• **Listed records**:
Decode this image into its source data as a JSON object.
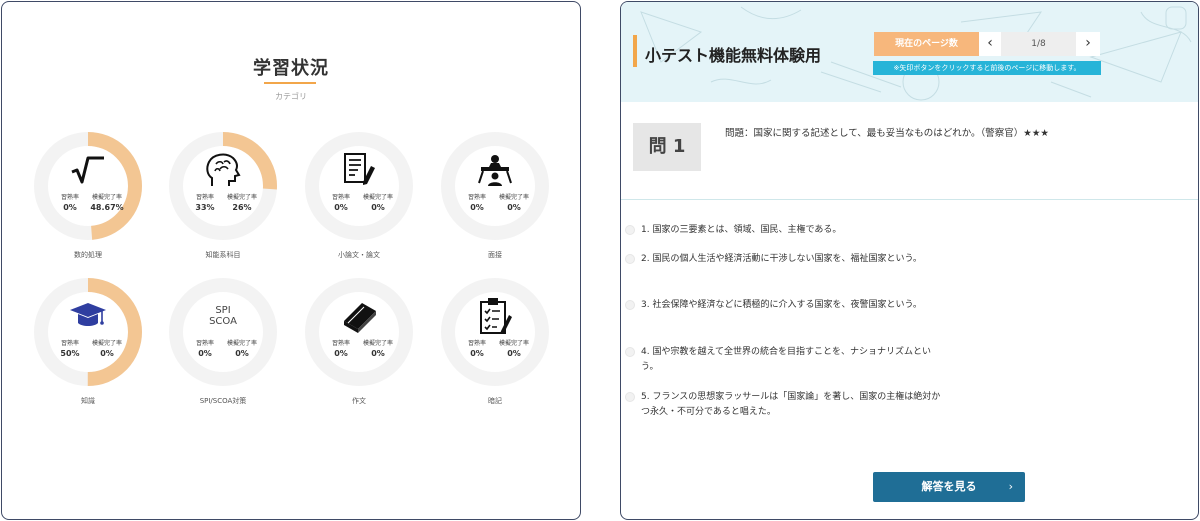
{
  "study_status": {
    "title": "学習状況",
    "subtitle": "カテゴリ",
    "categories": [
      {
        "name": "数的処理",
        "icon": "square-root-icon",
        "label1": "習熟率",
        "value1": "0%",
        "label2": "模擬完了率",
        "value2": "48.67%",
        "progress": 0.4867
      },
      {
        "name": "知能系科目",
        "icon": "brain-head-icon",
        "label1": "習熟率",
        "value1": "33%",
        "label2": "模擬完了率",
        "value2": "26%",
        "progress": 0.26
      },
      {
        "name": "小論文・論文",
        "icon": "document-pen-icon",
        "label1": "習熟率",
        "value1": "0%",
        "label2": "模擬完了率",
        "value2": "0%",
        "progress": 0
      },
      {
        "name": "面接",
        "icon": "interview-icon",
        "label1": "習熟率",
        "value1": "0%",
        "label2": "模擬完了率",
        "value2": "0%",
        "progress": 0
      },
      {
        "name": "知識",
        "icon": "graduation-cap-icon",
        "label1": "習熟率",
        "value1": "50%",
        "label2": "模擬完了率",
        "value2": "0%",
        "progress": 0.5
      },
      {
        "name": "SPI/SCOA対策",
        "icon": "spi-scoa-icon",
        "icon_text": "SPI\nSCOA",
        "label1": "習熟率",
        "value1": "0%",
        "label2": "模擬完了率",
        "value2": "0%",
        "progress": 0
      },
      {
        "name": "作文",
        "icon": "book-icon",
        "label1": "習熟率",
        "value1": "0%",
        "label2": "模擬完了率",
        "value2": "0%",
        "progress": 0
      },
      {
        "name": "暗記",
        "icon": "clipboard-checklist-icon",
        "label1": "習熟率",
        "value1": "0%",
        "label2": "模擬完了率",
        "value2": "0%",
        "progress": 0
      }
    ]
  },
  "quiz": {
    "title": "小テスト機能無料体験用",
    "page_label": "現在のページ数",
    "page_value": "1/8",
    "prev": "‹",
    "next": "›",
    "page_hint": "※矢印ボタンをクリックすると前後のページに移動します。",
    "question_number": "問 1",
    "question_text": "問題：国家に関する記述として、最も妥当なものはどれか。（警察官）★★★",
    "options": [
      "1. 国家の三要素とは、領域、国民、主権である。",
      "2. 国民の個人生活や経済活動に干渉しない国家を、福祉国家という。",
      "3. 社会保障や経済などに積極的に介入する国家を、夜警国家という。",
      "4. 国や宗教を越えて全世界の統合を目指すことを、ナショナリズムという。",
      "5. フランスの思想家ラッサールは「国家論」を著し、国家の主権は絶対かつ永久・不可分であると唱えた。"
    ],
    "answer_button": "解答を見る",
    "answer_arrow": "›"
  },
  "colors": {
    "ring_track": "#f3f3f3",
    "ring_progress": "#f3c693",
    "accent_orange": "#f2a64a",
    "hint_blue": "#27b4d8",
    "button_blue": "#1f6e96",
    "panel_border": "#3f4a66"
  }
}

• **Problem**: Send back the data above word for word, with the pictures left out.

• **Answer**:
Decode this image into its source data as a JSON object.
{
  "study_status": {
    "title": "学習状況",
    "subtitle": "カテゴリ",
    "categories": [
      {
        "name": "数的処理",
        "icon": "square-root-icon",
        "label1": "習熟率",
        "value1": "0%",
        "label2": "模擬完了率",
        "value2": "48.67%",
        "progress": 0.4867
      },
      {
        "name": "知能系科目",
        "icon": "brain-head-icon",
        "label1": "習熟率",
        "value1": "33%",
        "label2": "模擬完了率",
        "value2": "26%",
        "progress": 0.26
      },
      {
        "name": "小論文・論文",
        "icon": "document-pen-icon",
        "label1": "習熟率",
        "value1": "0%",
        "label2": "模擬完了率",
        "value2": "0%",
        "progress": 0
      },
      {
        "name": "面接",
        "icon": "interview-icon",
        "label1": "習熟率",
        "value1": "0%",
        "label2": "模擬完了率",
        "value2": "0%",
        "progress": 0
      },
      {
        "name": "知識",
        "icon": "graduation-cap-icon",
        "label1": "習熟率",
        "value1": "50%",
        "label2": "模擬完了率",
        "value2": "0%",
        "progress": 0.5
      },
      {
        "name": "SPI/SCOA対策",
        "icon": "spi-scoa-icon",
        "icon_text": "SPI\nSCOA",
        "label1": "習熟率",
        "value1": "0%",
        "label2": "模擬完了率",
        "value2": "0%",
        "progress": 0
      },
      {
        "name": "作文",
        "icon": "book-icon",
        "label1": "習熟率",
        "value1": "0%",
        "label2": "模擬完了率",
        "value2": "0%",
        "progress": 0
      },
      {
        "name": "暗記",
        "icon": "clipboard-checklist-icon",
        "label1": "習熟率",
        "value1": "0%",
        "label2": "模擬完了率",
        "value2": "0%",
        "progress": 0
      }
    ]
  },
  "quiz": {
    "title": "小テスト機能無料体験用",
    "page_label": "現在のページ数",
    "page_value": "1/8",
    "prev": "‹",
    "next": "›",
    "page_hint": "※矢印ボタンをクリックすると前後のページに移動します。",
    "question_number": "問 1",
    "question_text": "問題：国家に関する記述として、最も妥当なものはどれか。（警察官）★★★",
    "options": [
      "1. 国家の三要素とは、領域、国民、主権である。",
      "2. 国民の個人生活や経済活動に干渉しない国家を、福祉国家という。",
      "3. 社会保障や経済などに積極的に介入する国家を、夜警国家という。",
      "4. 国や宗教を越えて全世界の統合を目指すことを、ナショナリズムという。",
      "5. フランスの思想家ラッサールは「国家論」を著し、国家の主権は絶対かつ永久・不可分であると唱えた。"
    ],
    "answer_button": "解答を見る",
    "answer_arrow": "›"
  },
  "colors": {
    "ring_track": "#f3f3f3",
    "ring_progress": "#f3c693",
    "accent_orange": "#f2a64a",
    "hint_blue": "#27b4d8",
    "button_blue": "#1f6e96",
    "panel_border": "#3f4a66"
  }
}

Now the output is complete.